- Your task: Find each line holding the word "también" and give the total alone.

Recorded data
┄┄┄┄┄┄┄┄┄┄

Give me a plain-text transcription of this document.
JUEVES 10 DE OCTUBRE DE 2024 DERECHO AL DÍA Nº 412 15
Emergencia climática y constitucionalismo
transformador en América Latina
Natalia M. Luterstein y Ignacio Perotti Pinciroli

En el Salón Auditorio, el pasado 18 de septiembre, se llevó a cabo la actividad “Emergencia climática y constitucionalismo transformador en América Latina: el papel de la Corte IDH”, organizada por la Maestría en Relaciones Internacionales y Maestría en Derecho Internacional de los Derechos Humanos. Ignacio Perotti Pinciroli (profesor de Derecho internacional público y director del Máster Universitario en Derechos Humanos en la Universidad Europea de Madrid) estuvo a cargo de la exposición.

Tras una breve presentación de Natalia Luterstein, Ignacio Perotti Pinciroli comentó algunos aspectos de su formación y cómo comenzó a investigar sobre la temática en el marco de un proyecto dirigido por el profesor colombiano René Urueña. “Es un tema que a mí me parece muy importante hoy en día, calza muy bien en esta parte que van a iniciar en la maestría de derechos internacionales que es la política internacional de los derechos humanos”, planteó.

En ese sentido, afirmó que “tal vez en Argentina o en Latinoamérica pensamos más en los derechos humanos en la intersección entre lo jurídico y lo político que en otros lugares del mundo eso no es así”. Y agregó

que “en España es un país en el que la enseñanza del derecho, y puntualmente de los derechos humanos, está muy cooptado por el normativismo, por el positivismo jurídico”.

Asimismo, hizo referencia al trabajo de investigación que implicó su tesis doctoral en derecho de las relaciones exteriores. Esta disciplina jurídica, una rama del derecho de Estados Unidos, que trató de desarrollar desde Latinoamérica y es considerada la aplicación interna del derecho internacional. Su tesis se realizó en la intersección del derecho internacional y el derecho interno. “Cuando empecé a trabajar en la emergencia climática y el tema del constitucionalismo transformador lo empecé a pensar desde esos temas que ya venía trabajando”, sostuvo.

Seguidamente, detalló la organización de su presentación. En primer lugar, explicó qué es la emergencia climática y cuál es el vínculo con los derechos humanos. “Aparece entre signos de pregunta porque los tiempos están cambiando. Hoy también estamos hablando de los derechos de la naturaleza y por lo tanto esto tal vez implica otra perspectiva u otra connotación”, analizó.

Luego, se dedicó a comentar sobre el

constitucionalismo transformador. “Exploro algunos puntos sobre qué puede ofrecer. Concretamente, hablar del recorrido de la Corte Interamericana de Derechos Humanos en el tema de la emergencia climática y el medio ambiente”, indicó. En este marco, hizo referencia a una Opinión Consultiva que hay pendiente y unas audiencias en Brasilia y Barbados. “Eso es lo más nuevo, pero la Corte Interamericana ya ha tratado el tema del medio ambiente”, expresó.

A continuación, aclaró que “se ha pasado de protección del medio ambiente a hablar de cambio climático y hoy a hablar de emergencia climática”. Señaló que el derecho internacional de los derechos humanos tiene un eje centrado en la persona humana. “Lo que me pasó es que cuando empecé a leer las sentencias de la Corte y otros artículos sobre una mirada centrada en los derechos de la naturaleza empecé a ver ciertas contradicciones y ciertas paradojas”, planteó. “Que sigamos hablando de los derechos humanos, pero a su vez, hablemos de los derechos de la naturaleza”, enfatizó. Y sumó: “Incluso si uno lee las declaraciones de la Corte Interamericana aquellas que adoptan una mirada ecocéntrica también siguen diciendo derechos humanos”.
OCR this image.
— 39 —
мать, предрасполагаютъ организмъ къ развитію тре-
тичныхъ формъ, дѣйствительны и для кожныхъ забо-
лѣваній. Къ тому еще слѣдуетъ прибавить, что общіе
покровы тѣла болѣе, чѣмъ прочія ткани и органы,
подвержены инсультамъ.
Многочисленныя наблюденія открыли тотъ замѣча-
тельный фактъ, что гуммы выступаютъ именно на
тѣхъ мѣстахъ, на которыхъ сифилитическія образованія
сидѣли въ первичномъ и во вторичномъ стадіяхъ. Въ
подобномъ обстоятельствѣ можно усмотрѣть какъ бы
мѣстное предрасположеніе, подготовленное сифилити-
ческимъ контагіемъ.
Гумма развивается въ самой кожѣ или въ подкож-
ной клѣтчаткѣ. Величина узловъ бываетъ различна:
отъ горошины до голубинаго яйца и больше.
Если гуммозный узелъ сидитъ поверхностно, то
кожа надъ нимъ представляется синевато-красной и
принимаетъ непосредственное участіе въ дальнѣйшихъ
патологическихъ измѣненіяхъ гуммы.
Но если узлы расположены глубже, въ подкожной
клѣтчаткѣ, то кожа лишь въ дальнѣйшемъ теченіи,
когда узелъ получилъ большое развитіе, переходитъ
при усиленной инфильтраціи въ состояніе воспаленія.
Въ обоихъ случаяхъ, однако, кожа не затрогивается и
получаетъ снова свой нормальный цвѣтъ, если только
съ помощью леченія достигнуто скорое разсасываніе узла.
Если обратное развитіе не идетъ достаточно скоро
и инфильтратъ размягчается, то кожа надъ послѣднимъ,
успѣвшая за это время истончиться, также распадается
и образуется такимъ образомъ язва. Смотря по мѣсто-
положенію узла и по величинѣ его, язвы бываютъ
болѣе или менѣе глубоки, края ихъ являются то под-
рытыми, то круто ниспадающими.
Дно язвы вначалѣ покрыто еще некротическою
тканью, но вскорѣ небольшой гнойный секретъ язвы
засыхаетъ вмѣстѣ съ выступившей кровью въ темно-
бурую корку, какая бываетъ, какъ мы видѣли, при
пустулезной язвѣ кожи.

┄┄┄┄┄┄┄┄┄┄

- Written response: 2